• _DATA SUPPLIED_
** BEGIN **

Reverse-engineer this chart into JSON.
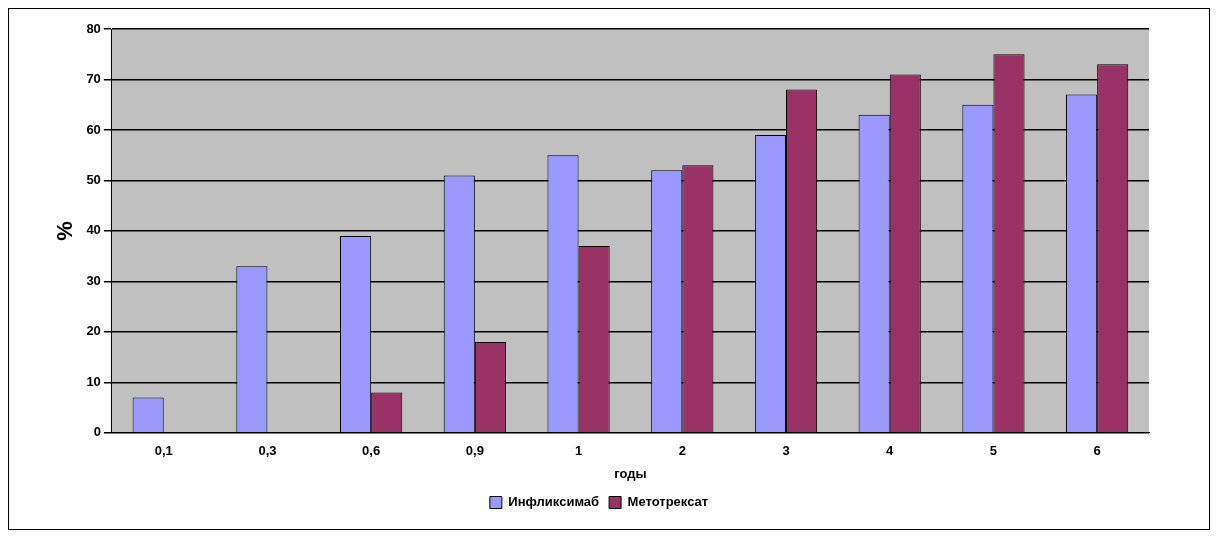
{
  "chart_data": {
    "type": "bar",
    "xlabel": "годы",
    "ylabel": "%",
    "categories": [
      "0,1",
      "0,3",
      "0,6",
      "0,9",
      "1",
      "2",
      "3",
      "4",
      "5",
      "6"
    ],
    "series": [
      {
        "name": "Инфликсимаб",
        "color": "#9999ff",
        "values": [
          7,
          33,
          39,
          51,
          55,
          52,
          59,
          63,
          65,
          67
        ]
      },
      {
        "name": "Метотрексат",
        "color": "#993366",
        "values": [
          0,
          0,
          8,
          18,
          37,
          53,
          68,
          71,
          75,
          73
        ]
      }
    ],
    "ylim": [
      0,
      80
    ],
    "yticks": [
      0,
      10,
      20,
      30,
      40,
      50,
      60,
      70,
      80
    ],
    "grid": "y",
    "legend": "bottom"
  }
}
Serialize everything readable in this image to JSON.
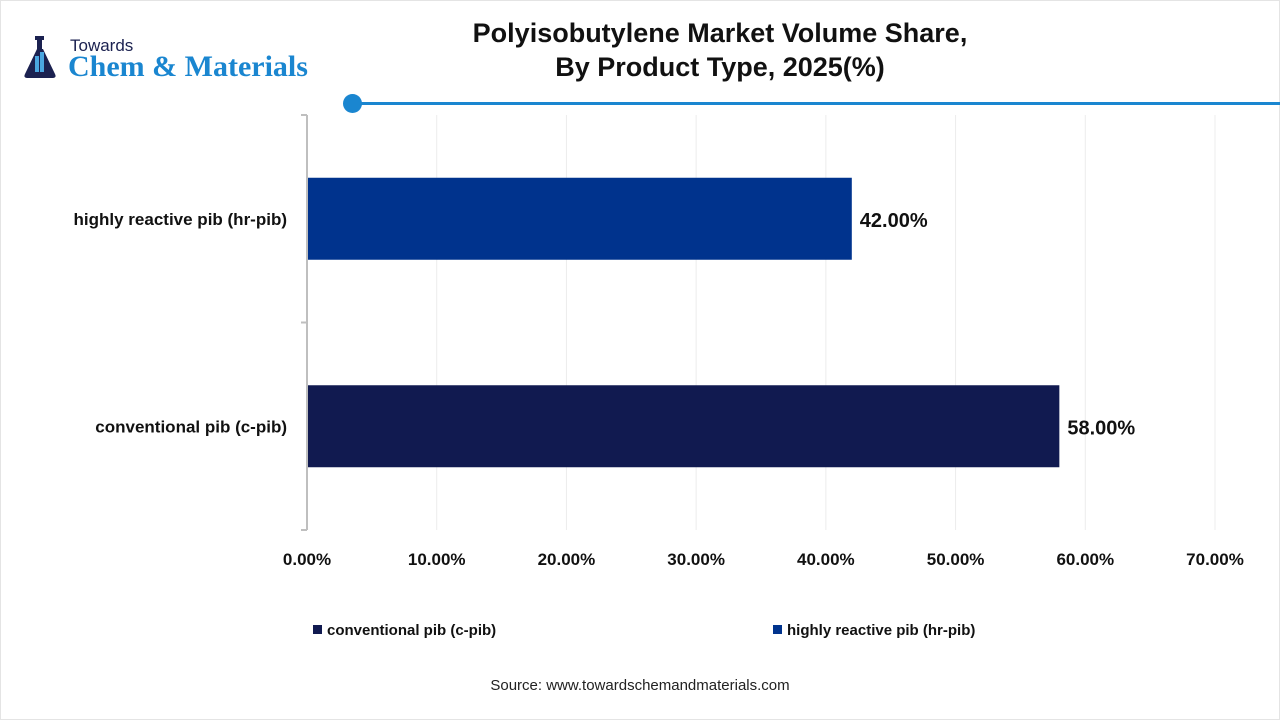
{
  "brand": {
    "line1": "Towards",
    "line2": "Chem & Materials"
  },
  "title_lines": [
    "Polyisobutylene Market Volume Share,",
    "By Product Type, 2025(%)"
  ],
  "source": "Source: www.towardschemandmaterials.com",
  "colors": {
    "accent": "#1a86d0",
    "conventional": "#111a50",
    "highly_reactive": "#00338d"
  },
  "chart_data": {
    "type": "bar",
    "orientation": "horizontal",
    "title": "Polyisobutylene Market Volume Share, By Product Type, 2025(%)",
    "categories": [
      "highly reactive pib (hr-pib)",
      "conventional pib (c-pib)"
    ],
    "series": [
      {
        "name": "conventional pib (c-pib)",
        "values": [
          null,
          58.0
        ],
        "color": "#111a50"
      },
      {
        "name": "highly reactive pib (hr-pib)",
        "values": [
          42.0,
          null
        ],
        "color": "#00338d"
      }
    ],
    "data_labels": [
      "42.00%",
      "58.00%"
    ],
    "xlim": [
      0,
      70
    ],
    "xticks": [
      "0.00%",
      "10.00%",
      "20.00%",
      "30.00%",
      "40.00%",
      "50.00%",
      "60.00%",
      "70.00%"
    ],
    "grid": "vertical",
    "legend": "bottom"
  }
}
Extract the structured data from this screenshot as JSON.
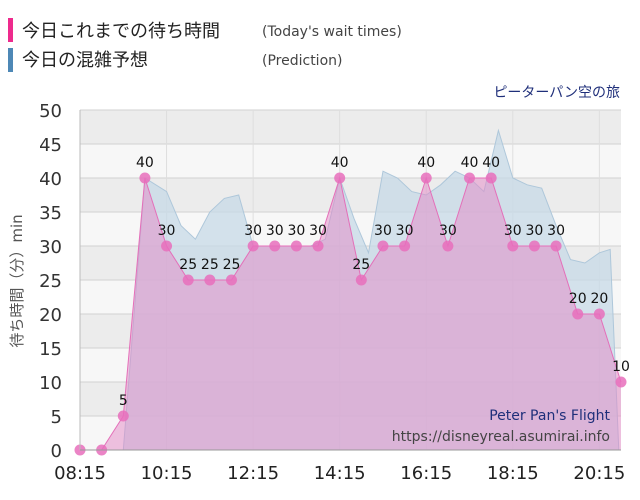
{
  "legend": [
    {
      "label": "今日これまでの待ち時間",
      "sub": "(Today's wait times)",
      "color": "#ee2a8d"
    },
    {
      "label": "今日の混雑予想",
      "sub": "(Prediction)",
      "color": "#4e88b6"
    }
  ],
  "attraction_jp": "ピーターパン空の旅",
  "attraction_en": "Peter Pan's Flight",
  "source_url": "https://disneyreal.asumirai.info",
  "chart_data": {
    "type": "area",
    "ylabel": "待ち時間（分）min",
    "ylim": [
      0,
      50
    ],
    "yticks": [
      0,
      5,
      10,
      15,
      20,
      25,
      30,
      35,
      40,
      45,
      50
    ],
    "xlim": [
      "08:15",
      "20:45"
    ],
    "xticks": [
      "08:15",
      "10:15",
      "12:15",
      "14:15",
      "16:15",
      "18:15",
      "20:15"
    ],
    "grid": true,
    "series": [
      {
        "name": "今日これまでの待ち時間",
        "color": "#ee2a8d",
        "times": [
          "08:15",
          "08:45",
          "09:15",
          "09:45",
          "10:15",
          "10:45",
          "11:15",
          "11:45",
          "12:15",
          "12:45",
          "13:15",
          "13:45",
          "14:15",
          "14:45",
          "15:15",
          "15:45",
          "16:15",
          "16:45",
          "17:15",
          "17:45",
          "18:15",
          "18:45",
          "19:15",
          "19:45",
          "20:15",
          "20:45"
        ],
        "values": [
          0,
          0,
          5,
          40,
          30,
          25,
          25,
          25,
          30,
          30,
          30,
          30,
          40,
          25,
          30,
          30,
          40,
          30,
          40,
          40,
          30,
          30,
          30,
          20,
          20,
          10
        ],
        "labels": [
          "",
          "",
          "5",
          "40",
          "30",
          "25",
          "25",
          "25",
          "30",
          "30",
          "30",
          "30",
          "40",
          "25",
          "30",
          "30",
          "40",
          "30",
          "40",
          "40",
          "30",
          "30",
          "30",
          "20",
          "20",
          "10"
        ]
      },
      {
        "name": "今日の混雑予想",
        "color": "#4e88b6",
        "times": [
          "08:15",
          "08:45",
          "09:15",
          "09:45",
          "10:15",
          "10:35",
          "10:55",
          "11:15",
          "11:35",
          "11:55",
          "12:15",
          "12:35",
          "12:55",
          "13:15",
          "13:35",
          "13:55",
          "14:15",
          "14:35",
          "14:55",
          "15:15",
          "15:35",
          "15:55",
          "16:15",
          "16:35",
          "16:55",
          "17:15",
          "17:35",
          "17:55",
          "18:15",
          "18:35",
          "18:55",
          "19:15",
          "19:35",
          "19:55",
          "20:15",
          "20:30",
          "20:42"
        ],
        "values": [
          0,
          0,
          0,
          40,
          38,
          33,
          31,
          35,
          37,
          37.5,
          30,
          30,
          30,
          30,
          30,
          31,
          40,
          34,
          29,
          41,
          40,
          38,
          37.5,
          39,
          41,
          40,
          38,
          47,
          40,
          39,
          38.5,
          33,
          28,
          27.5,
          29,
          29.5,
          0
        ]
      }
    ]
  }
}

** END **

Restate the whole listing above exactly, please, omitting every image.

Reverse-engineer this chart into JSON.
{
  "chart_data": {
    "type": "bar",
    "xlabel": "годы",
    "ylabel": "%",
    "categories": [
      "0,1",
      "0,3",
      "0,6",
      "0,9",
      "1",
      "2",
      "3",
      "4",
      "5",
      "6"
    ],
    "series": [
      {
        "name": "Инфликсимаб",
        "color": "#9999ff",
        "values": [
          7,
          33,
          39,
          51,
          55,
          52,
          59,
          63,
          65,
          67
        ]
      },
      {
        "name": "Метотрексат",
        "color": "#993366",
        "values": [
          0,
          0,
          8,
          18,
          37,
          53,
          68,
          71,
          75,
          73
        ]
      }
    ],
    "ylim": [
      0,
      80
    ],
    "yticks": [
      0,
      10,
      20,
      30,
      40,
      50,
      60,
      70,
      80
    ],
    "grid": "y",
    "legend": "bottom"
  }
}
Serialize everything readable in this image to JSON.
{
  "brand": {
    "line1": "Towards",
    "line2": "Chem & Materials"
  },
  "title_lines": [
    "Polyisobutylene Market Volume Share,",
    "By Product Type, 2025(%)"
  ],
  "source": "Source: www.towardschemandmaterials.com",
  "colors": {
    "accent": "#1a86d0",
    "conventional": "#111a50",
    "highly_reactive": "#00338d"
  },
  "chart_data": {
    "type": "bar",
    "orientation": "horizontal",
    "title": "Polyisobutylene Market Volume Share, By Product Type, 2025(%)",
    "categories": [
      "highly reactive pib (hr-pib)",
      "conventional pib (c-pib)"
    ],
    "series": [
      {
        "name": "conventional pib (c-pib)",
        "values": [
          null,
          58.0
        ],
        "color": "#111a50"
      },
      {
        "name": "highly reactive pib (hr-pib)",
        "values": [
          42.0,
          null
        ],
        "color": "#00338d"
      }
    ],
    "data_labels": [
      "42.00%",
      "58.00%"
    ],
    "xlim": [
      0,
      70
    ],
    "xticks": [
      "0.00%",
      "10.00%",
      "20.00%",
      "30.00%",
      "40.00%",
      "50.00%",
      "60.00%",
      "70.00%"
    ],
    "grid": "vertical",
    "legend": "bottom"
  }
}
Extract the structured data from this screenshot as JSON.
{
  "legend": [
    {
      "label": "今日これまでの待ち時間",
      "sub": "(Today's wait times)",
      "color": "#ee2a8d"
    },
    {
      "label": "今日の混雑予想",
      "sub": "(Prediction)",
      "color": "#4e88b6"
    }
  ],
  "attraction_jp": "ピーターパン空の旅",
  "attraction_en": "Peter Pan's Flight",
  "source_url": "https://disneyreal.asumirai.info",
  "chart_data": {
    "type": "area",
    "ylabel": "待ち時間（分）min",
    "ylim": [
      0,
      50
    ],
    "yticks": [
      0,
      5,
      10,
      15,
      20,
      25,
      30,
      35,
      40,
      45,
      50
    ],
    "xlim": [
      "08:15",
      "20:45"
    ],
    "xticks": [
      "08:15",
      "10:15",
      "12:15",
      "14:15",
      "16:15",
      "18:15",
      "20:15"
    ],
    "grid": true,
    "series": [
      {
        "name": "今日これまでの待ち時間",
        "color": "#ee2a8d",
        "times": [
          "08:15",
          "08:45",
          "09:15",
          "09:45",
          "10:15",
          "10:45",
          "11:15",
          "11:45",
          "12:15",
          "12:45",
          "13:15",
          "13:45",
          "14:15",
          "14:45",
          "15:15",
          "15:45",
          "16:15",
          "16:45",
          "17:15",
          "17:45",
          "18:15",
          "18:45",
          "19:15",
          "19:45",
          "20:15",
          "20:45"
        ],
        "values": [
          0,
          0,
          5,
          40,
          30,
          25,
          25,
          25,
          30,
          30,
          30,
          30,
          40,
          25,
          30,
          30,
          40,
          30,
          40,
          40,
          30,
          30,
          30,
          20,
          20,
          10
        ],
        "labels": [
          "",
          "",
          "5",
          "40",
          "30",
          "25",
          "25",
          "25",
          "30",
          "30",
          "30",
          "30",
          "40",
          "25",
          "30",
          "30",
          "40",
          "30",
          "40",
          "40",
          "30",
          "30",
          "30",
          "20",
          "20",
          "10"
        ]
      },
      {
        "name": "今日の混雑予想",
        "color": "#4e88b6",
        "times": [
          "08:15",
          "08:45",
          "09:15",
          "09:45",
          "10:15",
          "10:35",
          "10:55",
          "11:15",
          "11:35",
          "11:55",
          "12:15",
          "12:35",
          "12:55",
          "13:15",
          "13:35",
          "13:55",
          "14:15",
          "14:35",
          "14:55",
          "15:15",
          "15:35",
          "15:55",
          "16:15",
          "16:35",
          "16:55",
          "17:15",
          "17:35",
          "17:55",
          "18:15",
          "18:35",
          "18:55",
          "19:15",
          "19:35",
          "19:55",
          "20:15",
          "20:30",
          "20:42"
        ],
        "values": [
          0,
          0,
          0,
          40,
          38,
          33,
          31,
          35,
          37,
          37.5,
          30,
          30,
          30,
          30,
          30,
          31,
          40,
          34,
          29,
          41,
          40,
          38,
          37.5,
          39,
          41,
          40,
          38,
          47,
          40,
          39,
          38.5,
          33,
          28,
          27.5,
          29,
          29.5,
          0
        ]
      }
    ]
  }
}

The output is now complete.